### GIVEN REQUEST
Copy out every line in which the string "Activity" occurs.

### TASK INPUT
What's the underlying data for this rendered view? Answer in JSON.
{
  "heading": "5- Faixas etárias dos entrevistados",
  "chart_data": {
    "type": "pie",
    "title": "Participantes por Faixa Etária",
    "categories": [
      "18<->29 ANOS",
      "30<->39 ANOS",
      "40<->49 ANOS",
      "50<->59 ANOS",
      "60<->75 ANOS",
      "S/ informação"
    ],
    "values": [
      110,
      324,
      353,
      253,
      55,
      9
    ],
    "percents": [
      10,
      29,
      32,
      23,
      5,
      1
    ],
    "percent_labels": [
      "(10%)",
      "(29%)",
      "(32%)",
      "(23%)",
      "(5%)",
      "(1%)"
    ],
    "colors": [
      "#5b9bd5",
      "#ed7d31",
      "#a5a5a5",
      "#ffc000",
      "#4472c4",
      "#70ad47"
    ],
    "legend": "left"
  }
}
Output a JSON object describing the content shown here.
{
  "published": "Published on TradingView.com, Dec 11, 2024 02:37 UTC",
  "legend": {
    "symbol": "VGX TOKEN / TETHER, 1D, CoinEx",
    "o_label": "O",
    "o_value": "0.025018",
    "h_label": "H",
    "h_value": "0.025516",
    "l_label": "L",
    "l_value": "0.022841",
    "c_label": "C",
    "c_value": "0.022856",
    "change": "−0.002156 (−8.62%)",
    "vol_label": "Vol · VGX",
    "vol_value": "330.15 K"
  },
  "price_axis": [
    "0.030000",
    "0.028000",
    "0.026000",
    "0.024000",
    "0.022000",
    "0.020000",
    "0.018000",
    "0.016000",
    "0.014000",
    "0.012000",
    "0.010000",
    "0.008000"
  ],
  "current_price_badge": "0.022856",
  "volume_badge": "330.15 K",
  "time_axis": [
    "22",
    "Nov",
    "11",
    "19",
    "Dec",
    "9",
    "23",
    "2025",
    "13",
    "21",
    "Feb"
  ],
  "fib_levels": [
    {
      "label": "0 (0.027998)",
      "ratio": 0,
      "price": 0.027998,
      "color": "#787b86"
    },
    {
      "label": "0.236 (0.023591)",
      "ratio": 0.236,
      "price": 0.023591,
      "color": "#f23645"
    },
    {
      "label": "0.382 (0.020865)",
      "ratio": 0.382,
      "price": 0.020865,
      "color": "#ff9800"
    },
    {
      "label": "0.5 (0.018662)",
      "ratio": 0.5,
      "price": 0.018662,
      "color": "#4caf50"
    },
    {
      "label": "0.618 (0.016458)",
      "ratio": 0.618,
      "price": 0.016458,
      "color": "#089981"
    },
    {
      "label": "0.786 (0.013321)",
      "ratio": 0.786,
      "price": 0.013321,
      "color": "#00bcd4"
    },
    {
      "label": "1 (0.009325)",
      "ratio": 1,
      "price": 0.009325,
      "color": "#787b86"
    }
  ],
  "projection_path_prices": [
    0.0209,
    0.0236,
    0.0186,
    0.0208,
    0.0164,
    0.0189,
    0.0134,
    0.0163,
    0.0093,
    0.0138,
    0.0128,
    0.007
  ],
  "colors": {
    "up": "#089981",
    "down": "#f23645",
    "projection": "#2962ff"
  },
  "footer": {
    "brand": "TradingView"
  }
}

...

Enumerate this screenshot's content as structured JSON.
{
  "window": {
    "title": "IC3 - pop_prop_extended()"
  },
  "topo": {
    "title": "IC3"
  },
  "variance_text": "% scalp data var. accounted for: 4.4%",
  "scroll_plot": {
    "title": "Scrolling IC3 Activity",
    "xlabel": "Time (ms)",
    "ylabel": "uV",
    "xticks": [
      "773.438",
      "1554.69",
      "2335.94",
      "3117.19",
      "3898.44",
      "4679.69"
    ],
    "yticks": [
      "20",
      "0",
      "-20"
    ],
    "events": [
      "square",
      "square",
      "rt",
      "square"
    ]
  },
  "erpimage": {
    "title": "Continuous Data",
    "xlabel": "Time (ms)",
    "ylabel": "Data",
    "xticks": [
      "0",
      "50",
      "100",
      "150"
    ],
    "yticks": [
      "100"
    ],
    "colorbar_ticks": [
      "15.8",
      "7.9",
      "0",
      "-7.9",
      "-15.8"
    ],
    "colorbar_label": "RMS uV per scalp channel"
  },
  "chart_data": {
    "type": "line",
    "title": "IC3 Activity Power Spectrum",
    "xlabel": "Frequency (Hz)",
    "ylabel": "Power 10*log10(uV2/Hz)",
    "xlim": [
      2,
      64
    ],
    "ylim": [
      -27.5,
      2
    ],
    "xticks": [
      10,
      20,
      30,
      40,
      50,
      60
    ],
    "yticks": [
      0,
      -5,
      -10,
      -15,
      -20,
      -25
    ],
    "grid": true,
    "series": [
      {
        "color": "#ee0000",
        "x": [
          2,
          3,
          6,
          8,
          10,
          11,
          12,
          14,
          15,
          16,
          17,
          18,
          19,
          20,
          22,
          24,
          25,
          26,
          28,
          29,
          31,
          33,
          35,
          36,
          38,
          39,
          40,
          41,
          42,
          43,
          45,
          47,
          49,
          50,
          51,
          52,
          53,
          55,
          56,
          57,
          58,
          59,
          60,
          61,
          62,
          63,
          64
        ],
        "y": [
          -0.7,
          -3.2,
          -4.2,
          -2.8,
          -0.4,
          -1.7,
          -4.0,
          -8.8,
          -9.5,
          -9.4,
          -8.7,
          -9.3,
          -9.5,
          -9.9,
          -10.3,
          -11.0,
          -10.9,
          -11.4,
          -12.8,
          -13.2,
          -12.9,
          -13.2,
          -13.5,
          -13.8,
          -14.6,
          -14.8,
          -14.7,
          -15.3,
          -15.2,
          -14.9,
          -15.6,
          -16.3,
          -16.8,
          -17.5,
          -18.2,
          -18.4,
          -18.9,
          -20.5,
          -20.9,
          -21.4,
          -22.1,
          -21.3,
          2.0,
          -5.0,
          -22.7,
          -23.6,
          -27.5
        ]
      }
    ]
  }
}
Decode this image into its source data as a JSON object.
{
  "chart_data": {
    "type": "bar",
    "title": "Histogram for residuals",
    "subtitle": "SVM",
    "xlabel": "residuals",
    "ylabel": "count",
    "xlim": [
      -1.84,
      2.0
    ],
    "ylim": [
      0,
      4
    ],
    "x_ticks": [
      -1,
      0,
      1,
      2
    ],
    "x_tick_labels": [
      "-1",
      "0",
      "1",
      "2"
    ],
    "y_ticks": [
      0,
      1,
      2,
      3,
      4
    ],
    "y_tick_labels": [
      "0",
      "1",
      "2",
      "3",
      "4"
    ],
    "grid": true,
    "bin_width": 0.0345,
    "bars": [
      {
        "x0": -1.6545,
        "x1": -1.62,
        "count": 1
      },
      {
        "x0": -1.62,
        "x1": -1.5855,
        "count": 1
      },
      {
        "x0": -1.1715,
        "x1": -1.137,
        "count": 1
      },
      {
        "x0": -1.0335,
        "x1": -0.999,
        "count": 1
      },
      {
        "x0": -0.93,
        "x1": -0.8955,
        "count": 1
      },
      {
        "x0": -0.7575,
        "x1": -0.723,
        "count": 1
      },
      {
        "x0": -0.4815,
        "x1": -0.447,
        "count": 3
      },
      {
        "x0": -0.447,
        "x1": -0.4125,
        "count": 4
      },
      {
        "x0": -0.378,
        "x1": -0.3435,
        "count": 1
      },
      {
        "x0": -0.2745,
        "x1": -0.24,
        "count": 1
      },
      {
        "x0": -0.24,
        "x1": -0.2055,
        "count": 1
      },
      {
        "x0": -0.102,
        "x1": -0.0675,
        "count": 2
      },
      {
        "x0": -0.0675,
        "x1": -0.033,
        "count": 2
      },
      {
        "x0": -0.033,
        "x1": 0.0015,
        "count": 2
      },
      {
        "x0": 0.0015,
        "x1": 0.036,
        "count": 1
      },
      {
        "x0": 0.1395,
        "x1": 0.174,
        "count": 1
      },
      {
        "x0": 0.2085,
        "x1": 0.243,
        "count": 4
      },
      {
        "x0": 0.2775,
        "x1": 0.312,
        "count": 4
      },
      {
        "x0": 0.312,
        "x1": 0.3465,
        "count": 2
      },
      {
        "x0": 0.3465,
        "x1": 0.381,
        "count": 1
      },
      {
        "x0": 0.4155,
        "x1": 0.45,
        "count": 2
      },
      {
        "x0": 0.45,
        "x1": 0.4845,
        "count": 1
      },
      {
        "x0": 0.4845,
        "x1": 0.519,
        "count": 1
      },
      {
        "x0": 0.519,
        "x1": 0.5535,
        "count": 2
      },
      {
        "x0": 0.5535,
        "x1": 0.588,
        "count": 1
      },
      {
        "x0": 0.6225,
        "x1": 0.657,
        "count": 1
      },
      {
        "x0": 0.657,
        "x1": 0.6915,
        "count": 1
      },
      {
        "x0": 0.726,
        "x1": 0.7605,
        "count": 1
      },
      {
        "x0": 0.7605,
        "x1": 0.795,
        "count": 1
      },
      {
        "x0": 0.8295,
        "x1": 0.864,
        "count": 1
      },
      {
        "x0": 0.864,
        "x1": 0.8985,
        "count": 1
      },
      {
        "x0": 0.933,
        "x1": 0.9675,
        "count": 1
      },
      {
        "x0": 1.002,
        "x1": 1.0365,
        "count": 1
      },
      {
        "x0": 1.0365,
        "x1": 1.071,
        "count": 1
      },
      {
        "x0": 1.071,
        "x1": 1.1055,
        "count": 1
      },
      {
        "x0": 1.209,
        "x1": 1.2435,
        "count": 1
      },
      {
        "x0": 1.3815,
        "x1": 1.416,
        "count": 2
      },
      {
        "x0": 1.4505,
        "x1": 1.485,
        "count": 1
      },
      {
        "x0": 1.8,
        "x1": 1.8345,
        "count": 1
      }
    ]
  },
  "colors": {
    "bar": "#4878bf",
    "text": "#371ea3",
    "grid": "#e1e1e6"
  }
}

### RESULT OF THE EXERCISE
    "title": "Scrolling IC3 Activity",
    "title": "IC3 Activity Power Spectrum",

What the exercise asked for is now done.